Exercise input:
________________

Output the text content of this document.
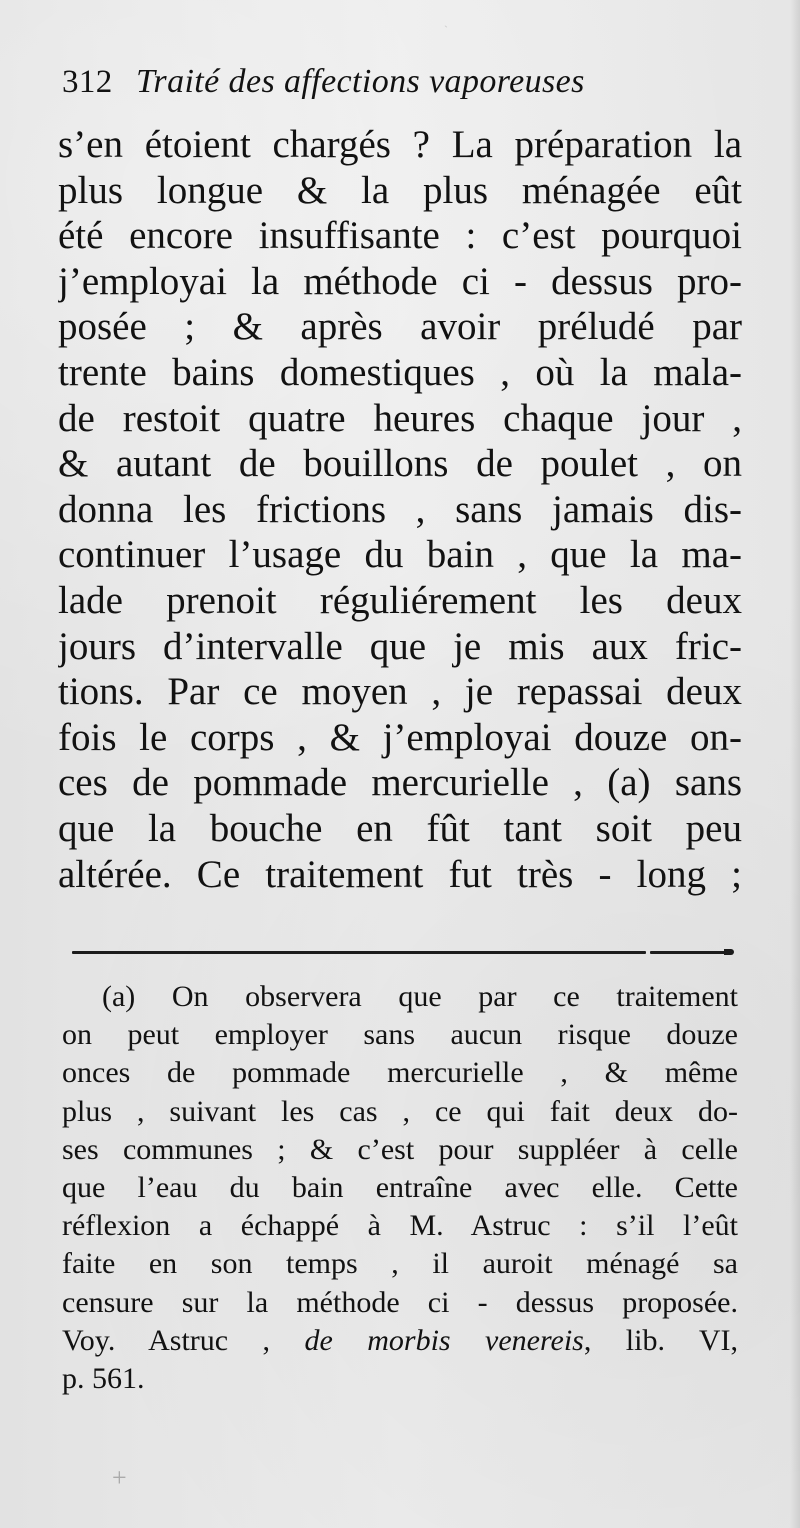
`
312 Traité des affections vaporeuses
s’en étoient chargés ? La préparation la
plus longue & la plus ménagée eût
été encore insuffisante : c’est pourquoi
j’employai la méthode ci - dessus pro-
posée ; & après avoir préludé par
trente bains domestiques , où la mala-
de restoit quatre heures chaque jour ,
& autant de bouillons de poulet , on
donna les frictions , sans jamais dis-
continuer l’usage du bain , que la ma-
lade prenoit réguliérement les deux
jours d’intervalle que je mis aux fric-
tions. Par ce moyen , je repassai deux
fois le corps , & j’employai douze on-
ces de pommade mercurielle , (a) sans
que la bouche en fût tant soit peu
altérée. Ce traitement fut très - long ;
(a) On observera que par ce traitement
on peut employer sans aucun risque douze
onces de pommade mercurielle , & même
plus , suivant les cas , ce qui fait deux do-
ses communes ; & c’est pour suppléer à celle
que l’eau du bain entraîne avec elle. Cette
réflexion a échappé à M. Astruc : s’il l’eût
faite en son temps , il auroit ménagé sa
censure sur la méthode ci - dessus proposée.
Voy. Astruc , de morbis venereis, lib. VI,
p. 561.
+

________________

Set task:
Copy the listing exactly. Any image in it stays out of the copy.

Complete output:
Output the text content of this document.
`
312 Traité des affections vaporeuses
s’en étoient chargés ? La préparation la
plus longue & la plus ménagée eût
été encore insuffisante : c’est pourquoi
j’employai la méthode ci - dessus pro-
posée ; & après avoir préludé par
trente bains domestiques , où la mala-
de restoit quatre heures chaque jour ,
& autant de bouillons de poulet , on
donna les frictions , sans jamais dis-
continuer l’usage du bain , que la ma-
lade prenoit réguliérement les deux
jours d’intervalle que je mis aux fric-
tions. Par ce moyen , je repassai deux
fois le corps , & j’employai douze on-
ces de pommade mercurielle , (a) sans
que la bouche en fût tant soit peu
altérée. Ce traitement fut très - long ;
(a) On observera que par ce traitement
on peut employer sans aucun risque douze
onces de pommade mercurielle , & même
plus , suivant les cas , ce qui fait deux do-
ses communes ; & c’est pour suppléer à celle
que l’eau du bain entraîne avec elle. Cette
réflexion a échappé à M. Astruc : s’il l’eût
faite en son temps , il auroit ménagé sa
censure sur la méthode ci - dessus proposée.
Voy. Astruc , de morbis venereis, lib. VI,
p. 561.
+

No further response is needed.